### Instructions to follow
Search the listing below for "What". Copy each matching line.

### Supplied material
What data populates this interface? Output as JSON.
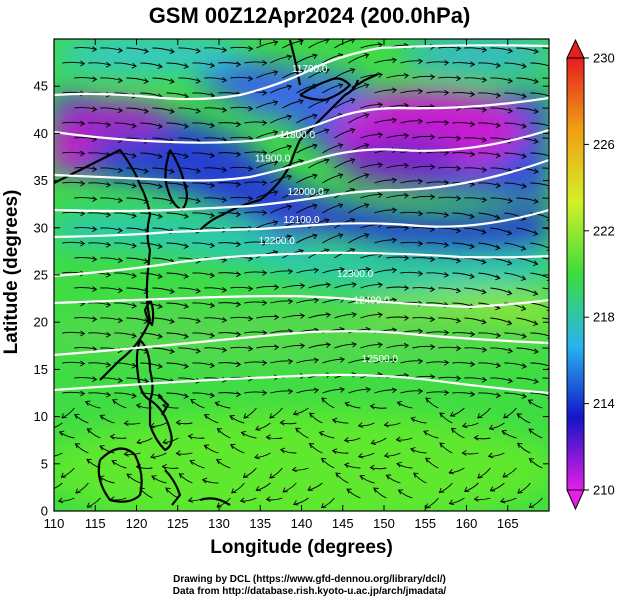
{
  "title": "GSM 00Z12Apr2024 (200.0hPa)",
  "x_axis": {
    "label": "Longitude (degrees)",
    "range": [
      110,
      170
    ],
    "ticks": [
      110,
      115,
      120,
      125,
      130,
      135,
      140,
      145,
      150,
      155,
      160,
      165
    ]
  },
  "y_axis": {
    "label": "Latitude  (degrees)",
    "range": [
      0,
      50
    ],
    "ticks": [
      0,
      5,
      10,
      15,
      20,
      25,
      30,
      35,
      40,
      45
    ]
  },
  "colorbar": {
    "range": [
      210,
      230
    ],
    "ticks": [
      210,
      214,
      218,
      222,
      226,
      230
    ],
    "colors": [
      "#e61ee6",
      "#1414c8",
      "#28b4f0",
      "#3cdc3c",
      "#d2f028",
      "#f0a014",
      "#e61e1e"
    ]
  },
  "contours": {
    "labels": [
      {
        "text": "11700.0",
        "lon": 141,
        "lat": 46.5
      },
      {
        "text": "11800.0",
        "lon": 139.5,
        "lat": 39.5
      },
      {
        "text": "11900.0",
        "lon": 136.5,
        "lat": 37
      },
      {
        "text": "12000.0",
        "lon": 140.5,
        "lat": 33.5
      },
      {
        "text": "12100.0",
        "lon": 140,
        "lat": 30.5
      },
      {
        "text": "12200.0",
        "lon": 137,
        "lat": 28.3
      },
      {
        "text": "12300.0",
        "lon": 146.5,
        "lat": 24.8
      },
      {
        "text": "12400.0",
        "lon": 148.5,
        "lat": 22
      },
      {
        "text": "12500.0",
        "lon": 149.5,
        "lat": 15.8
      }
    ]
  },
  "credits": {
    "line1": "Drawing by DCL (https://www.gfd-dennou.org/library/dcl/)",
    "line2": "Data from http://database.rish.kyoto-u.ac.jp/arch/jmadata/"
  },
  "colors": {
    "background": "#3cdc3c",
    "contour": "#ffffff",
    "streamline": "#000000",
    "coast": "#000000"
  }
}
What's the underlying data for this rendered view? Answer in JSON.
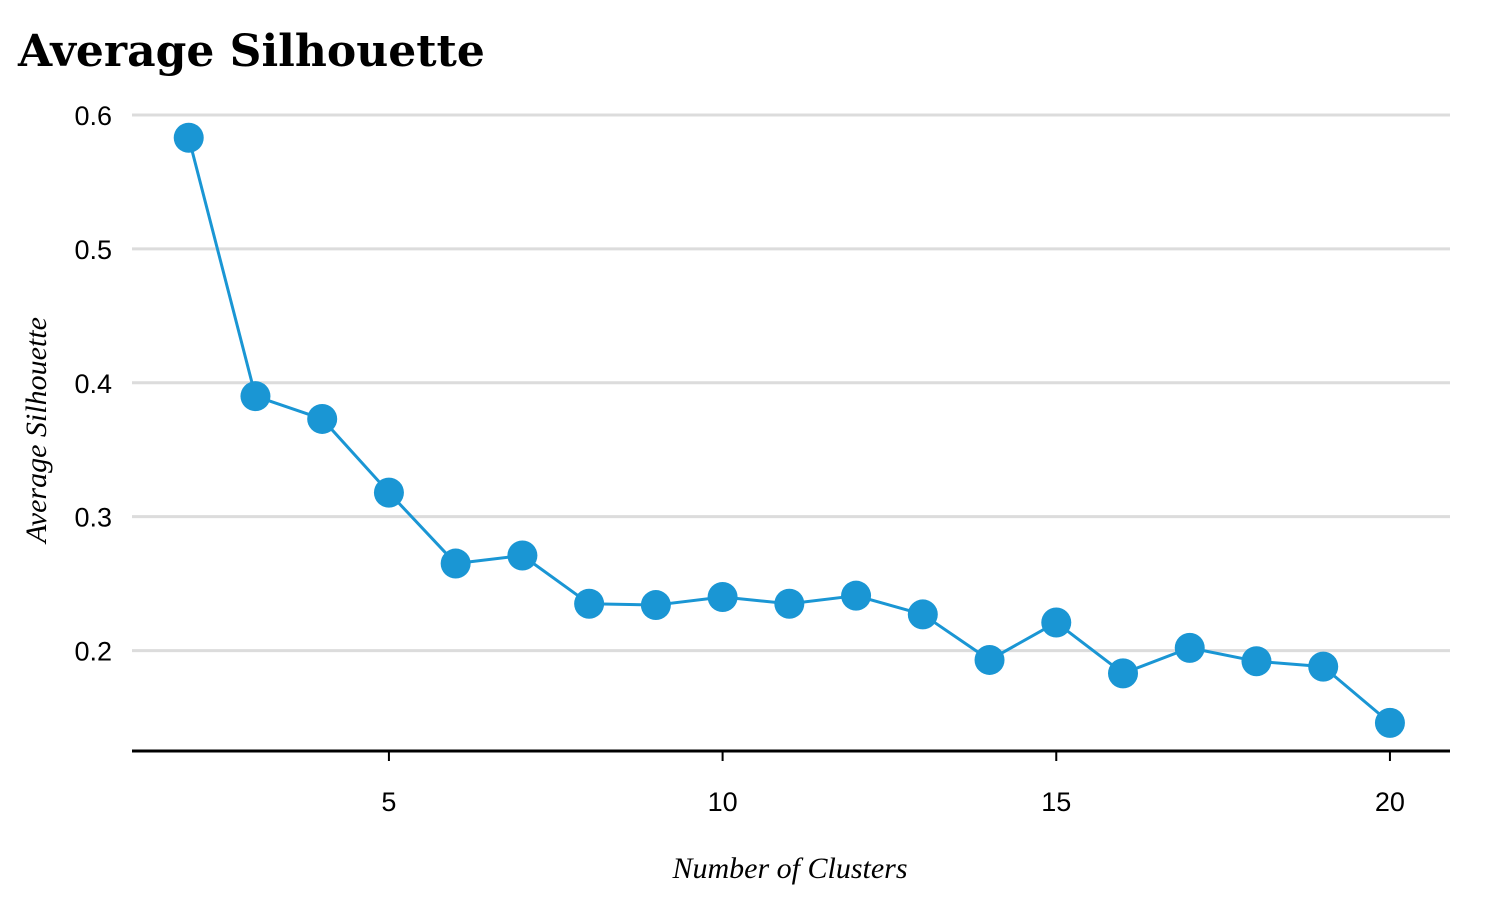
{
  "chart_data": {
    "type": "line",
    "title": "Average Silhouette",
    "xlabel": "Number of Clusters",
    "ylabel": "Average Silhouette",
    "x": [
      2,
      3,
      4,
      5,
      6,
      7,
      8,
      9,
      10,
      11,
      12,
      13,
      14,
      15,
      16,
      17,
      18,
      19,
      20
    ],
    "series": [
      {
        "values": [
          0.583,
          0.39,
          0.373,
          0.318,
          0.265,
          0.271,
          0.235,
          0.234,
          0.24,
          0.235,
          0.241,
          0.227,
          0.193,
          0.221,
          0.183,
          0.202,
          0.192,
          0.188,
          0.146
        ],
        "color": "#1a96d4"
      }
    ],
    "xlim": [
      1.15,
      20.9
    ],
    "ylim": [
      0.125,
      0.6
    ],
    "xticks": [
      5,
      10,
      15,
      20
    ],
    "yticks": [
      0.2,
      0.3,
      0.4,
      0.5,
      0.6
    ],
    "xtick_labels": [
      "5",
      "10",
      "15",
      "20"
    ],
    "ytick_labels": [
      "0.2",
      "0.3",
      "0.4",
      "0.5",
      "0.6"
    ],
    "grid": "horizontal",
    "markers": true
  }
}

### Completed task
What data populates this interface? Output as JSON.
What's the underlying data for this rendered view? Answer in JSON.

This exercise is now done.